What you need to do:
Pick out and copy every line below that has the word "更新时间".

Data records
■ ■ ■ ■ ■

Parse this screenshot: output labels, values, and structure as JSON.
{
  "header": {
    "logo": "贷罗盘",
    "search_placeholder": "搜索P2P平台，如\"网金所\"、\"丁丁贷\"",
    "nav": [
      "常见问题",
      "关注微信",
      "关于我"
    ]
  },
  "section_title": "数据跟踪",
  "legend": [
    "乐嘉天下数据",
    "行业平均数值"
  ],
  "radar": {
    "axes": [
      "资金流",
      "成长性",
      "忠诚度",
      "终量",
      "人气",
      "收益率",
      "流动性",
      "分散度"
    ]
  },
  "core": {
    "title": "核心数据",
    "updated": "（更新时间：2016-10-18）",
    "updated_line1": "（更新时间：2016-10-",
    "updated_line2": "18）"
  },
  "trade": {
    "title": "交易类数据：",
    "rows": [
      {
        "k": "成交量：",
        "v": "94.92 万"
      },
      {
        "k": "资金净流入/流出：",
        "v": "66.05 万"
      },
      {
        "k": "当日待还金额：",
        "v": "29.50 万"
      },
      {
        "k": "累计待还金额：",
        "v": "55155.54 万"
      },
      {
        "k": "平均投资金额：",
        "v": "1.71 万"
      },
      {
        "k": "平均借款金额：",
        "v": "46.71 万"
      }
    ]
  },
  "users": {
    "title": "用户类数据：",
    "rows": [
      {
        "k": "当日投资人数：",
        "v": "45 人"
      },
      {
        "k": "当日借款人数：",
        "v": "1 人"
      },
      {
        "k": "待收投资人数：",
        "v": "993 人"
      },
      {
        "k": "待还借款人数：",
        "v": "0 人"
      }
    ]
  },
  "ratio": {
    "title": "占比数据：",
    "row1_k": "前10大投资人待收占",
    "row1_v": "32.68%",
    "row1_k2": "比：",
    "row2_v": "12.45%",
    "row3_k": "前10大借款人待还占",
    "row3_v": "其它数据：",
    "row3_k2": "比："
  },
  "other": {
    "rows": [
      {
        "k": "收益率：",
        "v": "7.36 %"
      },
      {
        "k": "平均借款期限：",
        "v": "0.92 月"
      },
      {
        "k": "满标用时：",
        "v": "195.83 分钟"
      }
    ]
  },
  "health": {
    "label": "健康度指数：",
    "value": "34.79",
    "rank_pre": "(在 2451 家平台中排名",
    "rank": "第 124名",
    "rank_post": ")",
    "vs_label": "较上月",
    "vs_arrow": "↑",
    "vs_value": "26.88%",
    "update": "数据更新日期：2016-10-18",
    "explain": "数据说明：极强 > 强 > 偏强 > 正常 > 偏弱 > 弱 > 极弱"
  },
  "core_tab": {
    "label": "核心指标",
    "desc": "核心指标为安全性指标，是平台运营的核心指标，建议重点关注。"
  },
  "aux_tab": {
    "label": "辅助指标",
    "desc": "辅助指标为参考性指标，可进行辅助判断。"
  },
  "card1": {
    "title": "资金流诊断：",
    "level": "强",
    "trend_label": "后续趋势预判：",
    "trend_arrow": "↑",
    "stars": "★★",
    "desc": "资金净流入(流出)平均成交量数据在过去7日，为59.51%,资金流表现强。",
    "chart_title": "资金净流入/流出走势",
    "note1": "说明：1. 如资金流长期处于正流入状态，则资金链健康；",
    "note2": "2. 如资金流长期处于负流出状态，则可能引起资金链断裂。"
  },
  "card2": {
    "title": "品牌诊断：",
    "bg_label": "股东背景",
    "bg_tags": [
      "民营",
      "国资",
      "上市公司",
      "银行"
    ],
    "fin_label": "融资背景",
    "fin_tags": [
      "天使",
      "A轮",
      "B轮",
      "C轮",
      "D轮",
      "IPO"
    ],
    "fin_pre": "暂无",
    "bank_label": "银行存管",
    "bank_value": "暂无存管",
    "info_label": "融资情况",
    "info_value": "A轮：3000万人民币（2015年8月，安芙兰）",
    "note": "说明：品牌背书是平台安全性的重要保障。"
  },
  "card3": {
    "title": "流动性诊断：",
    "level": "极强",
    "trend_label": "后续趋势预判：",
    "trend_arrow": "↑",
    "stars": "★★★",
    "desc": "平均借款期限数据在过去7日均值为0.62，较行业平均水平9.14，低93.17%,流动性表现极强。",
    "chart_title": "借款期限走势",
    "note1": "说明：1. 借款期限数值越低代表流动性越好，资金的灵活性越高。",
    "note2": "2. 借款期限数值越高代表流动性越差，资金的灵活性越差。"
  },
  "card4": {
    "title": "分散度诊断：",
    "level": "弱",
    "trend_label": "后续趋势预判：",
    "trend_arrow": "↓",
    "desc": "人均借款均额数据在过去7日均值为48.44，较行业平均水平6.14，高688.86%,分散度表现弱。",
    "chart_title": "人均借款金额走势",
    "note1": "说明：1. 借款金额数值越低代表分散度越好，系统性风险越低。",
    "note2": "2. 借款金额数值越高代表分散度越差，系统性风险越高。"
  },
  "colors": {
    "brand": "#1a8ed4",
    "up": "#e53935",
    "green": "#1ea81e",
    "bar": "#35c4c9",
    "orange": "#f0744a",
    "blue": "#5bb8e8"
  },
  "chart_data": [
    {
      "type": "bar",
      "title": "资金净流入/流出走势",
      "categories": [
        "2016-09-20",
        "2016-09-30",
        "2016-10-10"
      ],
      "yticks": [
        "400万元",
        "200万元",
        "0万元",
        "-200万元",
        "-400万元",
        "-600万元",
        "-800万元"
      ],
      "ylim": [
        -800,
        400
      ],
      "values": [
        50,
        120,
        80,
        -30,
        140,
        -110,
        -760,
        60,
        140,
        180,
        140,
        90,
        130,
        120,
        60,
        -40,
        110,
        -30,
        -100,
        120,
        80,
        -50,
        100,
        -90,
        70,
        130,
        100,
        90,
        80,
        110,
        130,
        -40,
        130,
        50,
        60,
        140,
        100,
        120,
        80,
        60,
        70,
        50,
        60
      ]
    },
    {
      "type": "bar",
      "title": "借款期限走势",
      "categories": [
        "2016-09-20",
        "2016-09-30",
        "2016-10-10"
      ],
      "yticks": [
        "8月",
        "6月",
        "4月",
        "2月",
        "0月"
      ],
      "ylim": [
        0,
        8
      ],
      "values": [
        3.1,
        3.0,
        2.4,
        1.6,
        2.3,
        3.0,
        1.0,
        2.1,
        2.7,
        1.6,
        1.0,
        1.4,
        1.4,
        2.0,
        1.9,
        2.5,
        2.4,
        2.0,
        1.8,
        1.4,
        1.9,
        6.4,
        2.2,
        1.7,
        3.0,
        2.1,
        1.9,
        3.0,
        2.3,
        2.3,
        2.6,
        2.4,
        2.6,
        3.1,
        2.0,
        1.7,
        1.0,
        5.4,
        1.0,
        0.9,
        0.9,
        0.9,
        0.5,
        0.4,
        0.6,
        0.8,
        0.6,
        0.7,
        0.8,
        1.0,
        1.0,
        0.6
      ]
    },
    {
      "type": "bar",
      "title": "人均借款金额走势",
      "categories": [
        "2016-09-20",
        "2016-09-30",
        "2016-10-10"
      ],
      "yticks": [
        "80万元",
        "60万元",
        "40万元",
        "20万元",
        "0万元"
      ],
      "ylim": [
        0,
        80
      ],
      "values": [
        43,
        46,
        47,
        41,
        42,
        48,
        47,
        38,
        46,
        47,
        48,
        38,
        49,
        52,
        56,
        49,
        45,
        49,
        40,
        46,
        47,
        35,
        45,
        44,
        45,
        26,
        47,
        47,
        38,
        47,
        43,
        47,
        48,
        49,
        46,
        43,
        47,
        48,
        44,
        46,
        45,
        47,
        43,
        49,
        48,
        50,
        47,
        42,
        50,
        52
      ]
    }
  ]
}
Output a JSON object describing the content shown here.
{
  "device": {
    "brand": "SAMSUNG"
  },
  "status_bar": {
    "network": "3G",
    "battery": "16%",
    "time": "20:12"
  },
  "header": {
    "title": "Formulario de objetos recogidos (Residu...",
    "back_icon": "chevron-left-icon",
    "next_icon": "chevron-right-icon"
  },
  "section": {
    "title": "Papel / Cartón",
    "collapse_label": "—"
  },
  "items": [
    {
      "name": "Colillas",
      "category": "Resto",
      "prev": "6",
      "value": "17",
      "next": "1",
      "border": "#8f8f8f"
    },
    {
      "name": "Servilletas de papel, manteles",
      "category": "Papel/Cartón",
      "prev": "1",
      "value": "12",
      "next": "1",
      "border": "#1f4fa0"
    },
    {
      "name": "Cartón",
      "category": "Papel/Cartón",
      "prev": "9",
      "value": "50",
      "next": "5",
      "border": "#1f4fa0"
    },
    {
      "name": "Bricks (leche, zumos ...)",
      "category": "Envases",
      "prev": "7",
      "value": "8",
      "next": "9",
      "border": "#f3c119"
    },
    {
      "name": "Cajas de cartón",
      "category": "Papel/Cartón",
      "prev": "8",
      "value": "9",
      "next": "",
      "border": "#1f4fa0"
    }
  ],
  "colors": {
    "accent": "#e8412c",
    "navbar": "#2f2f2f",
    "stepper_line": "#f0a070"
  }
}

■ ■ ■ ■ ■

Answer to this exercise:
    "updated": "（更新时间：2016-10-18）",
    "updated_line1": "（更新时间：2016-10-",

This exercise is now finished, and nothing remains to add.